TASK DESCRIPTION -> Collect all lines from the listing that include the string "Board".

* begin RECORDS FOR THE EXERCISE *

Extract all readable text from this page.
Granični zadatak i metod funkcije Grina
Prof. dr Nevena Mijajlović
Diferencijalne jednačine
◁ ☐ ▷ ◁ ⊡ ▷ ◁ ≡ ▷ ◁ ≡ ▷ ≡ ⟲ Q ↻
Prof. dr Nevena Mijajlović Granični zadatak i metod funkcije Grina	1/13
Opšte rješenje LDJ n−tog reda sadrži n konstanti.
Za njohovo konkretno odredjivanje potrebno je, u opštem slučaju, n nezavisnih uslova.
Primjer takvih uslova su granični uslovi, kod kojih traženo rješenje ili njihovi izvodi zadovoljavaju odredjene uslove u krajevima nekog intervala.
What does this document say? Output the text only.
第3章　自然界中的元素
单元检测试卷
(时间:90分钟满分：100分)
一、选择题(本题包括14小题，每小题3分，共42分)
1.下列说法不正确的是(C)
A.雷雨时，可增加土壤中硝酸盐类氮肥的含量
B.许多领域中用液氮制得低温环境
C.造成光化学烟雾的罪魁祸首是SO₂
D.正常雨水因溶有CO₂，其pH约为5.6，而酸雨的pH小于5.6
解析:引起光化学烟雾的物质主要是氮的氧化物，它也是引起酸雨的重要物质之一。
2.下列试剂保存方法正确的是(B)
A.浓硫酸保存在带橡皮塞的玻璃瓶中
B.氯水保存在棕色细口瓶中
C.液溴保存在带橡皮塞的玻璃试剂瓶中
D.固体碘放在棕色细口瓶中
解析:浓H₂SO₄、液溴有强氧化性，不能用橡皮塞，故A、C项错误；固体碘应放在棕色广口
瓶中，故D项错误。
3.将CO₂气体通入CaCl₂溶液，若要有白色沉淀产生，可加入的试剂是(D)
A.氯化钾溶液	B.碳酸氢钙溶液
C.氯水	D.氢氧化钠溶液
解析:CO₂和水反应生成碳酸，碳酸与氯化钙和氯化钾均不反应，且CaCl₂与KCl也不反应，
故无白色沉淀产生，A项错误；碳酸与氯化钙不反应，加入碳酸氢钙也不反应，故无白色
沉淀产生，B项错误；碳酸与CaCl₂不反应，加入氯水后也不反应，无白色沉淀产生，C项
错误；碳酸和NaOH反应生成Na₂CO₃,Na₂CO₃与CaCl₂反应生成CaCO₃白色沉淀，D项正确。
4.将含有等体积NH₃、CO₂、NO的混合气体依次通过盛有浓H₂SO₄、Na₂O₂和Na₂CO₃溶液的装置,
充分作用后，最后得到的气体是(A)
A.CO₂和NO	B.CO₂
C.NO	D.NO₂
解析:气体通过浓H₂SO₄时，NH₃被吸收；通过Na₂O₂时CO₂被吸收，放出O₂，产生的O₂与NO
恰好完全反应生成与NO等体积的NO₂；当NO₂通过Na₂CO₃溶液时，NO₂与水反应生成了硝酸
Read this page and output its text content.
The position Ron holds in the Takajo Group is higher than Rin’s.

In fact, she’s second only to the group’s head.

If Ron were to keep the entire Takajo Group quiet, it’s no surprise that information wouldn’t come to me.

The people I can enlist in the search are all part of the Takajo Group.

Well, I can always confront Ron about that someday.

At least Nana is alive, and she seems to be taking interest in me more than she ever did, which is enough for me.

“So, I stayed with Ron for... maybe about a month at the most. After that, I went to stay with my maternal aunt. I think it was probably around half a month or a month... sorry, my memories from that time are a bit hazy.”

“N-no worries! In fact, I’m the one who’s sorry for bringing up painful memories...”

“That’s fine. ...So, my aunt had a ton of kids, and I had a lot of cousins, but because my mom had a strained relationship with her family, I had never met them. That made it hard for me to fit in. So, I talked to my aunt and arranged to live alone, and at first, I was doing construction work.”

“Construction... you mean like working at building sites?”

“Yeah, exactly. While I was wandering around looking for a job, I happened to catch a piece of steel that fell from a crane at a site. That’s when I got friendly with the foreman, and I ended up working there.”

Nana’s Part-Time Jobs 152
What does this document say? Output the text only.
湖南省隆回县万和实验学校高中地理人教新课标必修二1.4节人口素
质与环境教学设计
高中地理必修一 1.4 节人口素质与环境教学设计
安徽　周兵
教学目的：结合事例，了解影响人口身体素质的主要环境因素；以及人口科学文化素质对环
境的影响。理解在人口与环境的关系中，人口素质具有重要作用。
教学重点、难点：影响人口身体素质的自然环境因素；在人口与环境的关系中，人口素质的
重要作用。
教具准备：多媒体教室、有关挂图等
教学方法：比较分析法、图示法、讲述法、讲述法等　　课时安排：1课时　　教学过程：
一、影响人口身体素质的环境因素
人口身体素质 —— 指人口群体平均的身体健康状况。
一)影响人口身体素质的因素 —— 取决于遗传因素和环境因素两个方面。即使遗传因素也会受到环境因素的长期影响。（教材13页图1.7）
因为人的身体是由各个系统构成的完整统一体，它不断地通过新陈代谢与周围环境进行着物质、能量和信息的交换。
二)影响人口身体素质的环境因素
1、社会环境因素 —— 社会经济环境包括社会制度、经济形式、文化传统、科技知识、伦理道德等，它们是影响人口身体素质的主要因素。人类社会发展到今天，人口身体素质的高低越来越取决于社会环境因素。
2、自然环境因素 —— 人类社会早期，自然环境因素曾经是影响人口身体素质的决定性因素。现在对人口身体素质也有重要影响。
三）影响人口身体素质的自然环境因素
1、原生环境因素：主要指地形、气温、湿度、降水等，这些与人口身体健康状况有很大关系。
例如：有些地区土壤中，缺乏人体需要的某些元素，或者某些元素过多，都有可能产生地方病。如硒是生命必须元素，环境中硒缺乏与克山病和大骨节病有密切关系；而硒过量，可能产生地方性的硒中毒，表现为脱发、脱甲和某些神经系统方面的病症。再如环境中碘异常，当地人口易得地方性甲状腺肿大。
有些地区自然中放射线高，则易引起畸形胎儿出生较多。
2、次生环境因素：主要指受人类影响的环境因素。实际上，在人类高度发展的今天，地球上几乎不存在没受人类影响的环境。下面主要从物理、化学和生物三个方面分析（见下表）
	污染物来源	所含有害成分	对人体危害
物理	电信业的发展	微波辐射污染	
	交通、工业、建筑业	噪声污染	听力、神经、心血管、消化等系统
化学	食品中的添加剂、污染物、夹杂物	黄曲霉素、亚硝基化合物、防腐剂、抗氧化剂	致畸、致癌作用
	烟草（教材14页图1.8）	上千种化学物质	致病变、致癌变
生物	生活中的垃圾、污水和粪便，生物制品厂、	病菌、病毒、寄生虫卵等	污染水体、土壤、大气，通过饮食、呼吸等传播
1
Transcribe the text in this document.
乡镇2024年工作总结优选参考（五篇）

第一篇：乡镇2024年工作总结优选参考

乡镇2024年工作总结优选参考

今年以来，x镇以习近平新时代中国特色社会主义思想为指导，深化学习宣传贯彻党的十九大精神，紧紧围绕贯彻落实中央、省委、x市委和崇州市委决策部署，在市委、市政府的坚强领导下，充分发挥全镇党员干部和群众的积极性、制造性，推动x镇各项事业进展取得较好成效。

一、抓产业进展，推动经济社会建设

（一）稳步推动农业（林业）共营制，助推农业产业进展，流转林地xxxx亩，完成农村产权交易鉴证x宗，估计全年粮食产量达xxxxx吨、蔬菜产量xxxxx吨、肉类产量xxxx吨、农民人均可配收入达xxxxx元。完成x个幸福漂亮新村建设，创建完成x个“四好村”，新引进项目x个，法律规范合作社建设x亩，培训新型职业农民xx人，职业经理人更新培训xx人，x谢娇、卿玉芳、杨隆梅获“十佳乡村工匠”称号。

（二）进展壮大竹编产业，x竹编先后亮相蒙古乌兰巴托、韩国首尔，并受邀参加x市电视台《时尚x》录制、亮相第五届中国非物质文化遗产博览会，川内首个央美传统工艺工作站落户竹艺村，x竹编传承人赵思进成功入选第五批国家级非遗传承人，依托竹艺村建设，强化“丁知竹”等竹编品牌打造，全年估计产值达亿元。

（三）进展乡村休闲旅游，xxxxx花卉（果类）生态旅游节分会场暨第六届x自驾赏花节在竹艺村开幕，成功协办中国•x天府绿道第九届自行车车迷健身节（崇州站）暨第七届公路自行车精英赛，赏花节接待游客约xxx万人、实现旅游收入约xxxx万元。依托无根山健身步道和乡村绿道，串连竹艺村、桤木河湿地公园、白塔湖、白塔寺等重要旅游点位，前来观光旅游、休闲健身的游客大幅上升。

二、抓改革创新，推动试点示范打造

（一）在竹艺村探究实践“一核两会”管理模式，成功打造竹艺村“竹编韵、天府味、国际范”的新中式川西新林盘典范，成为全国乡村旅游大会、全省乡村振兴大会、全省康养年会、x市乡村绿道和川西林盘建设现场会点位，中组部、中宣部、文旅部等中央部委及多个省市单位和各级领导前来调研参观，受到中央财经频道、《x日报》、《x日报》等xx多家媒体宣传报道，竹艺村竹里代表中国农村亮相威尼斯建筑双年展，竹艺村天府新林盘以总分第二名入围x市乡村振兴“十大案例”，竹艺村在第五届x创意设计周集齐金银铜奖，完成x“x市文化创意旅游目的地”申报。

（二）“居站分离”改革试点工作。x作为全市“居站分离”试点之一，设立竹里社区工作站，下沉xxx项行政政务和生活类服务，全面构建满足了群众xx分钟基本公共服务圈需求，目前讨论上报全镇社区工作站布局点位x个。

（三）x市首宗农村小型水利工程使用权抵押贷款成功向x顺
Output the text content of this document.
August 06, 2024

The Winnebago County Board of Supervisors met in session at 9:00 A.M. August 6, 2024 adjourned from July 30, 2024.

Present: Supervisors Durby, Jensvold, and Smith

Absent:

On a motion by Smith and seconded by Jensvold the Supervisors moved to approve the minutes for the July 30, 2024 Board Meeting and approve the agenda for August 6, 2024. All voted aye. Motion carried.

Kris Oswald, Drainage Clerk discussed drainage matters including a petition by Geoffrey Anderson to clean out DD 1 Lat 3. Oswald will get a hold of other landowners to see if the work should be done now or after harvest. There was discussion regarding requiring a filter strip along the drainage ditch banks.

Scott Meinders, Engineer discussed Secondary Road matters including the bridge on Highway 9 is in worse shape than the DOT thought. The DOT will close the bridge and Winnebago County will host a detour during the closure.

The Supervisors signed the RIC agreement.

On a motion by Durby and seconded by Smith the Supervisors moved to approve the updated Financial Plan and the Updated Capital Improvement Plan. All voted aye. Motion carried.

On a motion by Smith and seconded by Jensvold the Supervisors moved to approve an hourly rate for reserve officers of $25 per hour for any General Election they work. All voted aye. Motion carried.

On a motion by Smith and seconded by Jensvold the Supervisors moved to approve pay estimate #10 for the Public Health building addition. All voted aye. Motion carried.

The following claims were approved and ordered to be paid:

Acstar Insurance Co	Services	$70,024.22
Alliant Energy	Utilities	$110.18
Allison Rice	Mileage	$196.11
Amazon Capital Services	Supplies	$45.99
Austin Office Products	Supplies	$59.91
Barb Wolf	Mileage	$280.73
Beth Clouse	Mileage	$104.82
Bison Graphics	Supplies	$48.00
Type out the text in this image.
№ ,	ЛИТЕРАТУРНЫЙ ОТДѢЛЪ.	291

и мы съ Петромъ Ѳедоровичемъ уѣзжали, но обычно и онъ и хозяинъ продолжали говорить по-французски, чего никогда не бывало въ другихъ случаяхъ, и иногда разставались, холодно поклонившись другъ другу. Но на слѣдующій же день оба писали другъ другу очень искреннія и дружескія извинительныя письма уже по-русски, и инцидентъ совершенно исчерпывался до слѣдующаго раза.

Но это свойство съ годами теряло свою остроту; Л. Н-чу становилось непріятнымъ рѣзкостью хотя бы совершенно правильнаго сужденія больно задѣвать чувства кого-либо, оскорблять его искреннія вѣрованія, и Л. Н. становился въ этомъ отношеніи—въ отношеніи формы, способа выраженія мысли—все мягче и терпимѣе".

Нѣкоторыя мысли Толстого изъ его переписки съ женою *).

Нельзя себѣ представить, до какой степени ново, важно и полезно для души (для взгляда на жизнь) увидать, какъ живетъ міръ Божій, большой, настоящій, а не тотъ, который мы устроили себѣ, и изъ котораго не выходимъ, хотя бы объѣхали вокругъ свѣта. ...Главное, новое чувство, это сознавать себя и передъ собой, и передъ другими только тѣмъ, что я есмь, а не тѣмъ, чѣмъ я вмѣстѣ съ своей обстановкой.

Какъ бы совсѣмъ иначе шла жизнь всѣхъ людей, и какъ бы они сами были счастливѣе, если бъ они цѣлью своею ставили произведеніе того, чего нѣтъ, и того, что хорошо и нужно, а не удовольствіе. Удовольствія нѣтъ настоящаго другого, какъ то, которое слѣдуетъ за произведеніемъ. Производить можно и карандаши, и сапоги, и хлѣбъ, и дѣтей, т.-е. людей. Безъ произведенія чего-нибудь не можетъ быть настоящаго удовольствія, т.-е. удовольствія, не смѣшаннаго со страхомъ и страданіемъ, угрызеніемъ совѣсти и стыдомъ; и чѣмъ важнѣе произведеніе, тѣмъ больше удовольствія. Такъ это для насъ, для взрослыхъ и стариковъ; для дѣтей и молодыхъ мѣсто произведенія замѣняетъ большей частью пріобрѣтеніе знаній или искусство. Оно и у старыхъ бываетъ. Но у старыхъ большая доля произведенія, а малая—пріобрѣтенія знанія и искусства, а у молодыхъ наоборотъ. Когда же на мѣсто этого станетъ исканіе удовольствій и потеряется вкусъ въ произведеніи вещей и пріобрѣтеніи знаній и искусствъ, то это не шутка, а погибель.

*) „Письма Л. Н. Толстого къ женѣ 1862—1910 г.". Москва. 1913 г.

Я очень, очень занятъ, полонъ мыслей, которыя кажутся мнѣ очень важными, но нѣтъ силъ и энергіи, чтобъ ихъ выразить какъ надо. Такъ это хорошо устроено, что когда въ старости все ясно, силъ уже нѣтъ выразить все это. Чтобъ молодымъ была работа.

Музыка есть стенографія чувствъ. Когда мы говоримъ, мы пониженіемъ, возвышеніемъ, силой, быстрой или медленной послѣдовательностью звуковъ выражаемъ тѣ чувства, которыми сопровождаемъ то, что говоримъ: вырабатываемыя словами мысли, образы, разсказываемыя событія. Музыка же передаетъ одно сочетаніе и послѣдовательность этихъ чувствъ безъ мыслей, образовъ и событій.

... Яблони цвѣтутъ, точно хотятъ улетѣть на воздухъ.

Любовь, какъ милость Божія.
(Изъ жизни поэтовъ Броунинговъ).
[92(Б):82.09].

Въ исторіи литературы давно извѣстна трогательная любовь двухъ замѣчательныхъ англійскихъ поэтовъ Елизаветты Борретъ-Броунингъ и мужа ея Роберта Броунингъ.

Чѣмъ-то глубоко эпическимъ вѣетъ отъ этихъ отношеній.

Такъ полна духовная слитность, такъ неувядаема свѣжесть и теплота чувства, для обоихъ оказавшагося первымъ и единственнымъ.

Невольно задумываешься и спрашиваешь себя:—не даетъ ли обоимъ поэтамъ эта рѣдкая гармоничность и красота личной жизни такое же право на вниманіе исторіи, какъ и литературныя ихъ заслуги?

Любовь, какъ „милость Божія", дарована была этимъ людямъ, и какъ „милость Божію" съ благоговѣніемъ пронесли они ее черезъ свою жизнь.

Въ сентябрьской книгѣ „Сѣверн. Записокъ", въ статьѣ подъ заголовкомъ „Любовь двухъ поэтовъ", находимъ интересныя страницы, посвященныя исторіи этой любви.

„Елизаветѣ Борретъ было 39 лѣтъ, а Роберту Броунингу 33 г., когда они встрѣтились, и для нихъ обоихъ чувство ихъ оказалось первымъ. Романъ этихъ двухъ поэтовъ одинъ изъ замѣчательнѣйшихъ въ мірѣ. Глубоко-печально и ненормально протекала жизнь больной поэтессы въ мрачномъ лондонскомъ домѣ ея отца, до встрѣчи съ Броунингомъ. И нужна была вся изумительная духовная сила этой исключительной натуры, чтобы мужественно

* end RECORDS FOR THE EXERCISE *

COMPLETE OUTPUT ->
The Winnebago County Board of Supervisors met in session at 9:00 A.M. August 6, 2024 adjourned from July 30, 2024.
On a motion by Smith and seconded by Jensvold the Supervisors moved to approve the minutes for the July 30, 2024 Board Meeting and approve the agenda for August 6, 2024. All voted aye. Motion carried.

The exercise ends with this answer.